### Exercise
Wherever the word "rest" appears in the entries, copy the whole line.

### Available records
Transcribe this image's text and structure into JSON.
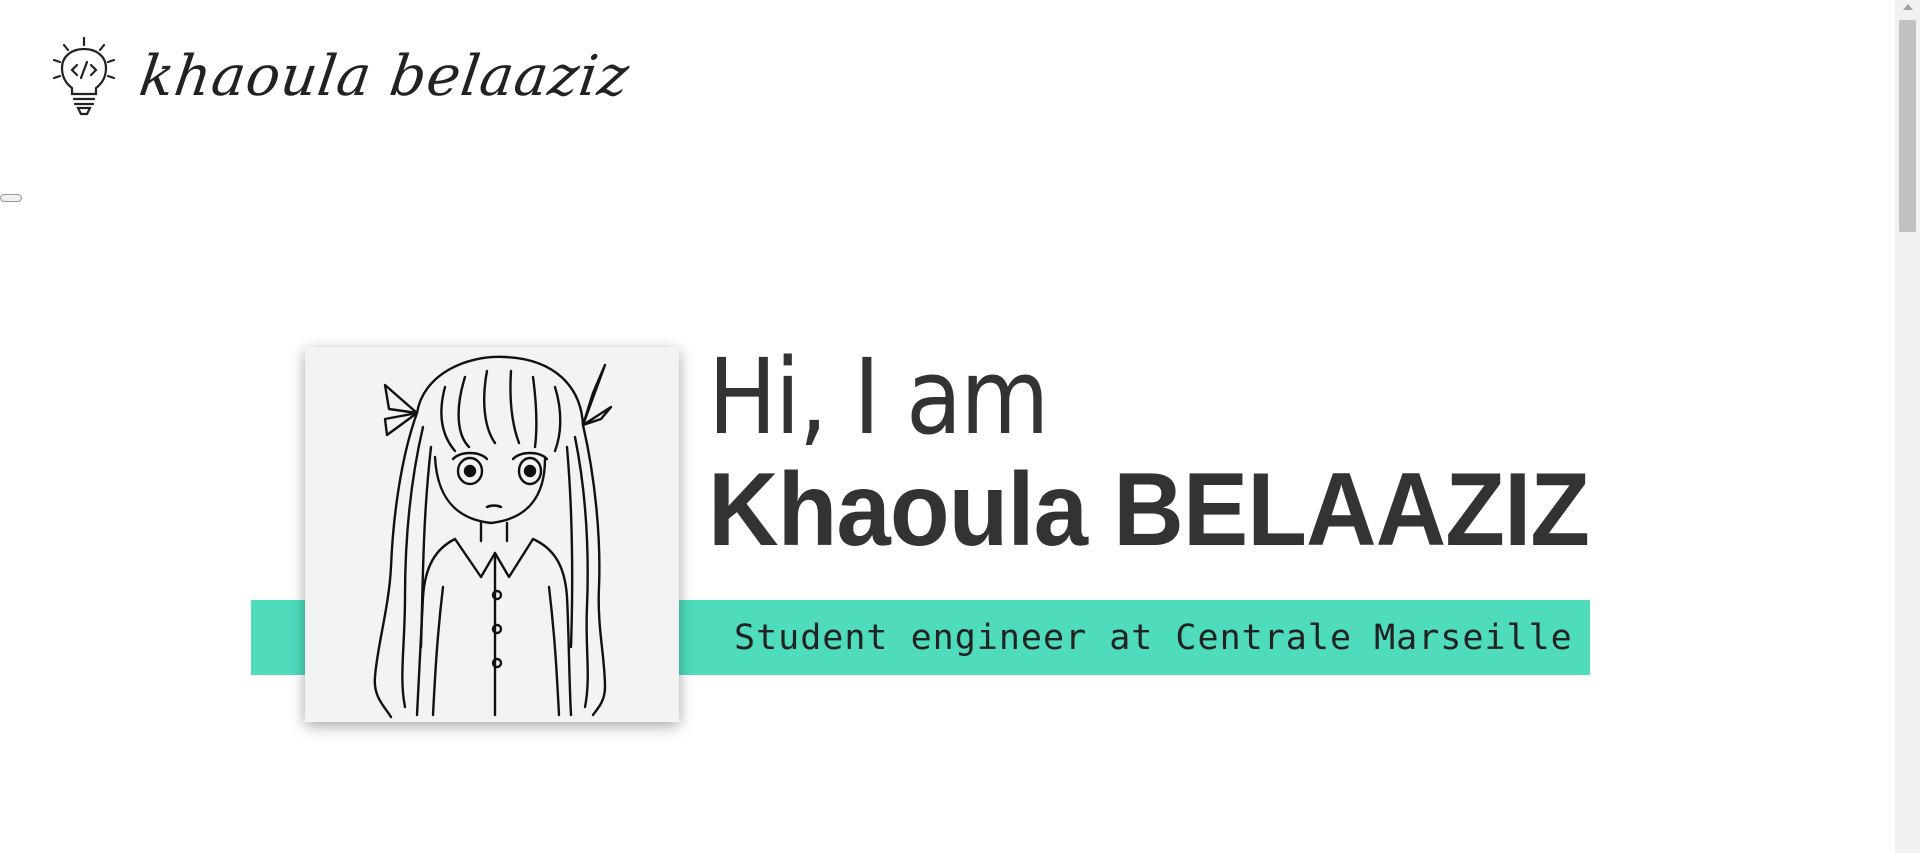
{
  "header": {
    "logo_text": "khaoula belaaziz",
    "logo_icon": "lightbulb-code-icon"
  },
  "nav": {
    "toggle_icon": "menu-toggle"
  },
  "hero": {
    "greeting": "Hi, I am",
    "name": "Khaoula BELAAZIZ",
    "subtitle": "Student engineer at Centrale Marseille",
    "avatar_icon": "avatar-illustration"
  },
  "colors": {
    "accent": "#4edcbd",
    "text": "#333333",
    "background": "#ffffff"
  }
}
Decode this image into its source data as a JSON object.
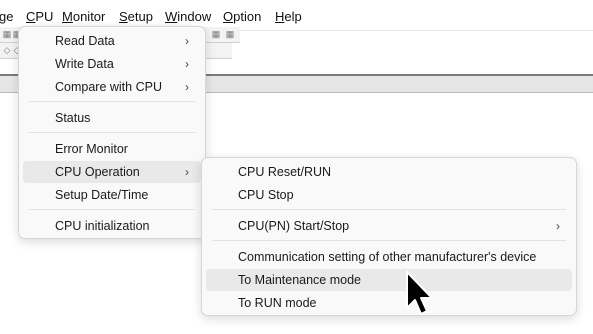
{
  "menubar": {
    "items": [
      {
        "label": "ge"
      },
      {
        "label": "CPU",
        "mnemonic": "C",
        "rest": "PU"
      },
      {
        "label": "Monitor",
        "mnemonic": "M",
        "rest": "onitor"
      },
      {
        "label": "Setup",
        "mnemonic": "S",
        "rest": "etup"
      },
      {
        "label": "Window",
        "mnemonic": "W",
        "rest": "indow"
      },
      {
        "label": "Option",
        "mnemonic": "O",
        "rest": "ption"
      },
      {
        "label": "Help",
        "mnemonic": "H",
        "rest": "elp"
      }
    ]
  },
  "cpu_menu": {
    "items": [
      {
        "label": "Read Data",
        "submenu": true
      },
      {
        "label": "Write Data",
        "submenu": true
      },
      {
        "label": "Compare with CPU",
        "submenu": true
      },
      {
        "label": "Status",
        "submenu": false
      },
      {
        "label": "Error Monitor",
        "submenu": false
      },
      {
        "label": "CPU Operation",
        "submenu": true,
        "highlighted": true
      },
      {
        "label": "Setup Date/Time",
        "submenu": false
      },
      {
        "label": "CPU initialization",
        "submenu": false
      }
    ],
    "arrow_glyph": "›"
  },
  "cpu_operation_submenu": {
    "items": [
      {
        "label": "CPU Reset/RUN",
        "submenu": false
      },
      {
        "label": "CPU Stop",
        "submenu": false
      },
      {
        "label": "CPU(PN) Start/Stop",
        "submenu": true
      },
      {
        "label": "Communication setting of other manufacturer's device",
        "submenu": false
      },
      {
        "label": "To Maintenance mode",
        "submenu": false,
        "highlighted": true
      },
      {
        "label": "To RUN mode",
        "submenu": false
      }
    ],
    "arrow_glyph": "›"
  },
  "colors": {
    "menu_bg": "#f9f9f9",
    "highlight": "#e9e9e9",
    "text": "#1a1a1a"
  }
}
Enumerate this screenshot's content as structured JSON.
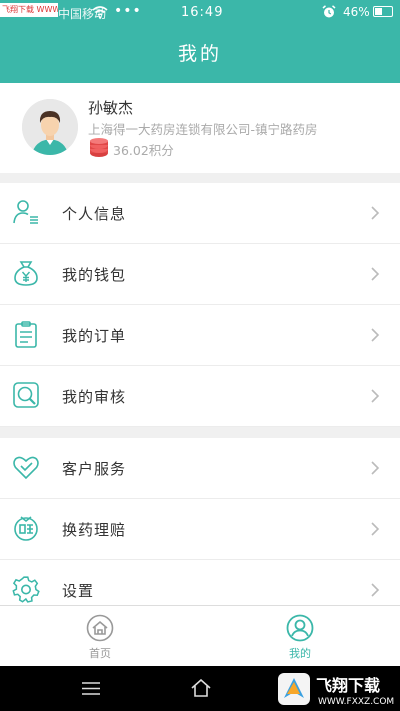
{
  "status_bar": {
    "watermark": "飞翔下载 WWW.FXXZ.COM",
    "carrier": "中国移动",
    "dots": "•••",
    "time": "16:49",
    "battery_percent": "46%",
    "battery_level": 0.46
  },
  "header": {
    "title": "我的"
  },
  "profile": {
    "name": "孙敏杰",
    "company": "上海得一大药房连锁有限公司-镇宁路药房",
    "points": "36.02积分"
  },
  "menu_group_1": [
    {
      "label": "个人信息",
      "icon": "person-icon"
    },
    {
      "label": "我的钱包",
      "icon": "wallet-icon"
    },
    {
      "label": "我的订单",
      "icon": "clipboard-icon"
    },
    {
      "label": "我的审核",
      "icon": "review-search-icon"
    }
  ],
  "menu_group_2": [
    {
      "label": "客户服务",
      "icon": "heart-icon"
    },
    {
      "label": "换药理赔",
      "icon": "claim-icon"
    },
    {
      "label": "设置",
      "icon": "gear-icon"
    }
  ],
  "tabs": [
    {
      "label": "首页",
      "icon": "home-icon",
      "active": false
    },
    {
      "label": "我的",
      "icon": "user-icon",
      "active": true
    }
  ],
  "bottom_watermark": {
    "title": "飞翔下载",
    "url": "WWW.FXXZ.COM"
  },
  "colors": {
    "accent": "#3bb7a9",
    "coin": "#e04848",
    "text": "#333333",
    "muted": "#aaaaaa"
  }
}
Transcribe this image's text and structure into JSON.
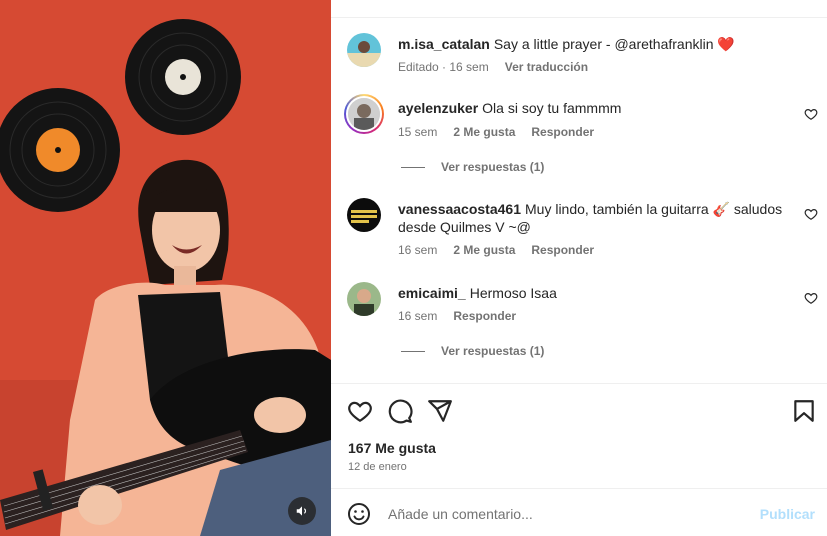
{
  "post": {
    "author": "m.isa_catalan",
    "caption": "Say a little prayer - @arethafranklin",
    "caption_emoji": "❤️",
    "edited_label": "Editado",
    "age": "16 sem",
    "translate_label": "Ver traducción"
  },
  "comments": [
    {
      "user": "ayelenzuker",
      "text": "Ola si soy tu fammmm",
      "age": "15 sem",
      "likes": "2 Me gusta",
      "reply_label": "Responder",
      "replies_label": "Ver respuestas (1)"
    },
    {
      "user": "vanessaacosta461",
      "text": "Muy lindo, también la guitarra 🎸 saludos desde Quilmes V ~@",
      "age": "16 sem",
      "likes": "2 Me gusta",
      "reply_label": "Responder"
    },
    {
      "user": "emicaimi_",
      "text": "Hermoso Isaa",
      "age": "16 sem",
      "reply_label": "Responder",
      "replies_label": "Ver respuestas (1)"
    }
  ],
  "engagement": {
    "likes": "167 Me gusta",
    "date": "12 de enero"
  },
  "composer": {
    "placeholder": "Añade un comentario...",
    "publish_label": "Publicar"
  },
  "icons": {
    "like": "heart-outline-icon",
    "comment": "comment-bubble-icon",
    "share": "paper-plane-icon",
    "save": "bookmark-icon",
    "emoji": "smiley-icon",
    "sound": "speaker-icon"
  },
  "colors": {
    "wall": "#d64a33",
    "caption_heart": "#ed4956",
    "publish_disabled": "#b2dffc",
    "muted_text": "#737373"
  }
}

### Worked solution
        "rest": "PU"
        "rest": "onitor"
        "rest": "etup"
        "rest": "indow"
        "rest": "ption"
        "rest": "elp"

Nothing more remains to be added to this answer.